* _WRITTEN REQUEST_:
Locate each line holding the string "forested" and copy it.

* _EXERCISE MATERIAL_:

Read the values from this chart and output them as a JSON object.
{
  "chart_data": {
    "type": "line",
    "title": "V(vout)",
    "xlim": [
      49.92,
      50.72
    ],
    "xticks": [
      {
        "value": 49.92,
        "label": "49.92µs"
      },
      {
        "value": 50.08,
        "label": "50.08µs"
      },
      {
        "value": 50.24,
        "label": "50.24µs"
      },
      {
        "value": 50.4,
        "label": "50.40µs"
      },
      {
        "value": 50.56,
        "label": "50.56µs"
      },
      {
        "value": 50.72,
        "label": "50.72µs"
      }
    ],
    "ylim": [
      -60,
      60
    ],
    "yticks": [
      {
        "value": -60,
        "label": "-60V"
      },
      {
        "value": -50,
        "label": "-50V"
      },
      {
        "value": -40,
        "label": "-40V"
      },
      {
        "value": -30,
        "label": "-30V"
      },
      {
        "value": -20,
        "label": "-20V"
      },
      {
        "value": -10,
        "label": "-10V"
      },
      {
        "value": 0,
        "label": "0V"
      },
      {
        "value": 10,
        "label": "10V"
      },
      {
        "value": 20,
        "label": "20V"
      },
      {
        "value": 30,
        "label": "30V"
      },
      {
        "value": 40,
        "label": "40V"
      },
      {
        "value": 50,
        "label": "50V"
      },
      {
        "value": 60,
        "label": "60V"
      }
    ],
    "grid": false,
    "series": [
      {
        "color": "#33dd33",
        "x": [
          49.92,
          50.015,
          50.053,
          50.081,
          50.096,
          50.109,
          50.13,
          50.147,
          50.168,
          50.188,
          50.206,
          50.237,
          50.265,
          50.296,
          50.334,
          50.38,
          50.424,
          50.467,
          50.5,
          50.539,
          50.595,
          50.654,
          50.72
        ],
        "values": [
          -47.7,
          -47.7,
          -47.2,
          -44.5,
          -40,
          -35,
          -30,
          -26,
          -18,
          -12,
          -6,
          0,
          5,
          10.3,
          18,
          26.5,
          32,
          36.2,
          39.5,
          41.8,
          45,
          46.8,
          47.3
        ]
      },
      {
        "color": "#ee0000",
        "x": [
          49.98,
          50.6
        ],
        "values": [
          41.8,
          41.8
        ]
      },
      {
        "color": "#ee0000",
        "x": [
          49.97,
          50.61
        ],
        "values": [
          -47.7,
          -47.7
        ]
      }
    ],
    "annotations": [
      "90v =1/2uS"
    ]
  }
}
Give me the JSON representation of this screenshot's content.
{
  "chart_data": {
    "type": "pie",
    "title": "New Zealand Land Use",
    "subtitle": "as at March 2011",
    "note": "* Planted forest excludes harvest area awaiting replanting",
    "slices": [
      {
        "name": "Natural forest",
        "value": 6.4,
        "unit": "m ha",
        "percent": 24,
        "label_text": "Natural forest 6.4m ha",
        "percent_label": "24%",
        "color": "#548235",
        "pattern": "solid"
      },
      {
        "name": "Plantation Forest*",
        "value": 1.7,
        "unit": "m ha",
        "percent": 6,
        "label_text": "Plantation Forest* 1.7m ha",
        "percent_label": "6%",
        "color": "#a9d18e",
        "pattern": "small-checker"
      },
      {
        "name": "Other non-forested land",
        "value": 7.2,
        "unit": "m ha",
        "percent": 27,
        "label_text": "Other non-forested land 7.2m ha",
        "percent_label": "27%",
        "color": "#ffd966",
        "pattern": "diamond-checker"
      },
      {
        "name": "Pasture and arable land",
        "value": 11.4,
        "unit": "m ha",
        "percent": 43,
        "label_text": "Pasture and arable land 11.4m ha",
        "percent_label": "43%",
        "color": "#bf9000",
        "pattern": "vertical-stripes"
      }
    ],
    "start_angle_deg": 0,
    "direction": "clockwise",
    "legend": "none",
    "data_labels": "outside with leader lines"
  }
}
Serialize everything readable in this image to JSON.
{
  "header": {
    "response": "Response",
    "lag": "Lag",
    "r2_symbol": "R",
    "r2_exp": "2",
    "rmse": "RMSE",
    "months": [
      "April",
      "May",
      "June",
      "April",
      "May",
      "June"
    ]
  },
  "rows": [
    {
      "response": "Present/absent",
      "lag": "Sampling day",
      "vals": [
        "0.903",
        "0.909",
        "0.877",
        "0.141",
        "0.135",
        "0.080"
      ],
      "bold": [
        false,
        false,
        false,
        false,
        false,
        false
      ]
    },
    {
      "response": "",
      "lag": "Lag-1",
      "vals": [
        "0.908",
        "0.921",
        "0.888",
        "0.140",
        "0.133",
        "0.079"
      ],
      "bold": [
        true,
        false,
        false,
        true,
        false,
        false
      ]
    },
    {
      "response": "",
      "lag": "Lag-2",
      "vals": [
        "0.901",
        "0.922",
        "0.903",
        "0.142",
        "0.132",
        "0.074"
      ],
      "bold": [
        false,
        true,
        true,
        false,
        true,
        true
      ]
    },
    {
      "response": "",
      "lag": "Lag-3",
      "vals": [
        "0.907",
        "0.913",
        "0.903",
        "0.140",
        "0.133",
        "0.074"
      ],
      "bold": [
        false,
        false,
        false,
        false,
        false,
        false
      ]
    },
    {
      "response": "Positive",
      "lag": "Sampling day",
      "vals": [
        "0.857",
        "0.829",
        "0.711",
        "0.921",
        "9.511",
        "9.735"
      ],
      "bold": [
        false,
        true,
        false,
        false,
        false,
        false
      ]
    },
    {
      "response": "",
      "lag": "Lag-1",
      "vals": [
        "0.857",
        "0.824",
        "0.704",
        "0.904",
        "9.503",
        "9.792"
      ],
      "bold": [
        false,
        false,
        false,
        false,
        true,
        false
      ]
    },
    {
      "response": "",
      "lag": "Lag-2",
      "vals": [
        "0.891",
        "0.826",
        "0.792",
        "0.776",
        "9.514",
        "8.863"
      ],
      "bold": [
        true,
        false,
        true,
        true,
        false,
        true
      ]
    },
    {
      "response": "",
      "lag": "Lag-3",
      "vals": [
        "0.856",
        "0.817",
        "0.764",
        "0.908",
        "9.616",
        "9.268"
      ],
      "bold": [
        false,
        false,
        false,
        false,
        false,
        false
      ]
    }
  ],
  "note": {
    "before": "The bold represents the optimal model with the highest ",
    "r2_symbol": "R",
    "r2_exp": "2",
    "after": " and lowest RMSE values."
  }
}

* _EXERCISE SOLUTION_:
        "name": "Other non-forested land",
        "label_text": "Other non-forested land 7.2m ha",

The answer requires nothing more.